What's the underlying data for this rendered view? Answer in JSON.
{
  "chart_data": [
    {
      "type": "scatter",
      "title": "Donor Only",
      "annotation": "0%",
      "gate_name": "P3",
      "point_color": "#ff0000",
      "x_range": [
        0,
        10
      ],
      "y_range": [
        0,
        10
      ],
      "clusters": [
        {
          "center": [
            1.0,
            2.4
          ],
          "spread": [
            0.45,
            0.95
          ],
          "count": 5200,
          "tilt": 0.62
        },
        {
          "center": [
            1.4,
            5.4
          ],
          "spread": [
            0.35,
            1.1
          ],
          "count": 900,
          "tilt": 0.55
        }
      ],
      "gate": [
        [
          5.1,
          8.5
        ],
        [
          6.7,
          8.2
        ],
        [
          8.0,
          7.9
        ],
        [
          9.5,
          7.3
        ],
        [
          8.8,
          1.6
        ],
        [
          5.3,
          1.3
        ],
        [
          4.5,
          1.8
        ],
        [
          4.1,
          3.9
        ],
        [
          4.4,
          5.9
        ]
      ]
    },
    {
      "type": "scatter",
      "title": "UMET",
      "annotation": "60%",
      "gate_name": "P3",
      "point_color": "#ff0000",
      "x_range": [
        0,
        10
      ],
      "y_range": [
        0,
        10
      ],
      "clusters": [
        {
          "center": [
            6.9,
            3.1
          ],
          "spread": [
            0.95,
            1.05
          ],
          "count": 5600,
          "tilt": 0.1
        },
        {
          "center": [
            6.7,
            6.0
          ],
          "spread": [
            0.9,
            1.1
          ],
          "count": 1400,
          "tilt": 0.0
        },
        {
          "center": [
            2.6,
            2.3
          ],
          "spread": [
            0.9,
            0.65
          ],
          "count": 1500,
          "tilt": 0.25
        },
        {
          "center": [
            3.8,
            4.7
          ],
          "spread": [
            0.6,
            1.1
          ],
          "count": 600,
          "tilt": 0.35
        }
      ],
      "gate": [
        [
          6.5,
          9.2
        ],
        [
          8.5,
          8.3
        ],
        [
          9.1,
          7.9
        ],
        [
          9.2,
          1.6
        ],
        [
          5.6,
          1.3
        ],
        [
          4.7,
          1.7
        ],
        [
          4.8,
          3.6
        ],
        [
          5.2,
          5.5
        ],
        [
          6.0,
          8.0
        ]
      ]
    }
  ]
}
· · · · ·
— Work to do —
Using the data above, return each line exactly as written.

— Reply to the task —
What's the underlying data for this rendered view? Answer in JSON.
{
  "chart_data": [
    {
      "type": "scatter",
      "title": "Donor Only",
      "annotation": "0%",
      "gate_name": "P3",
      "point_color": "#ff0000",
      "x_range": [
        0,
        10
      ],
      "y_range": [
        0,
        10
      ],
      "clusters": [
        {
          "center": [
            1.0,
            2.4
          ],
          "spread": [
            0.45,
            0.95
          ],
          "count": 5200,
          "tilt": 0.62
        },
        {
          "center": [
            1.4,
            5.4
          ],
          "spread": [
            0.35,
            1.1
          ],
          "count": 900,
          "tilt": 0.55
        }
      ],
      "gate": [
        [
          5.1,
          8.5
        ],
        [
          6.7,
          8.2
        ],
        [
          8.0,
          7.9
        ],
        [
          9.5,
          7.3
        ],
        [
          8.8,
          1.6
        ],
        [
          5.3,
          1.3
        ],
        [
          4.5,
          1.8
        ],
        [
          4.1,
          3.9
        ],
        [
          4.4,
          5.9
        ]
      ]
    },
    {
      "type": "scatter",
      "title": "UMET",
      "annotation": "60%",
      "gate_name": "P3",
      "point_color": "#ff0000",
      "x_range": [
        0,
        10
      ],
      "y_range": [
        0,
        10
      ],
      "clusters": [
        {
          "center": [
            6.9,
            3.1
          ],
          "spread": [
            0.95,
            1.05
          ],
          "count": 5600,
          "tilt": 0.1
        },
        {
          "center": [
            6.7,
            6.0
          ],
          "spread": [
            0.9,
            1.1
          ],
          "count": 1400,
          "tilt": 0.0
        },
        {
          "center": [
            2.6,
            2.3
          ],
          "spread": [
            0.9,
            0.65
          ],
          "count": 1500,
          "tilt": 0.25
        },
        {
          "center": [
            3.8,
            4.7
          ],
          "spread": [
            0.6,
            1.1
          ],
          "count": 600,
          "tilt": 0.35
        }
      ],
      "gate": [
        [
          6.5,
          9.2
        ],
        [
          8.5,
          8.3
        ],
        [
          9.1,
          7.9
        ],
        [
          9.2,
          1.6
        ],
        [
          5.6,
          1.3
        ],
        [
          4.7,
          1.7
        ],
        [
          4.8,
          3.6
        ],
        [
          5.2,
          5.5
        ],
        [
          6.0,
          8.0
        ]
      ]
    }
  ]
}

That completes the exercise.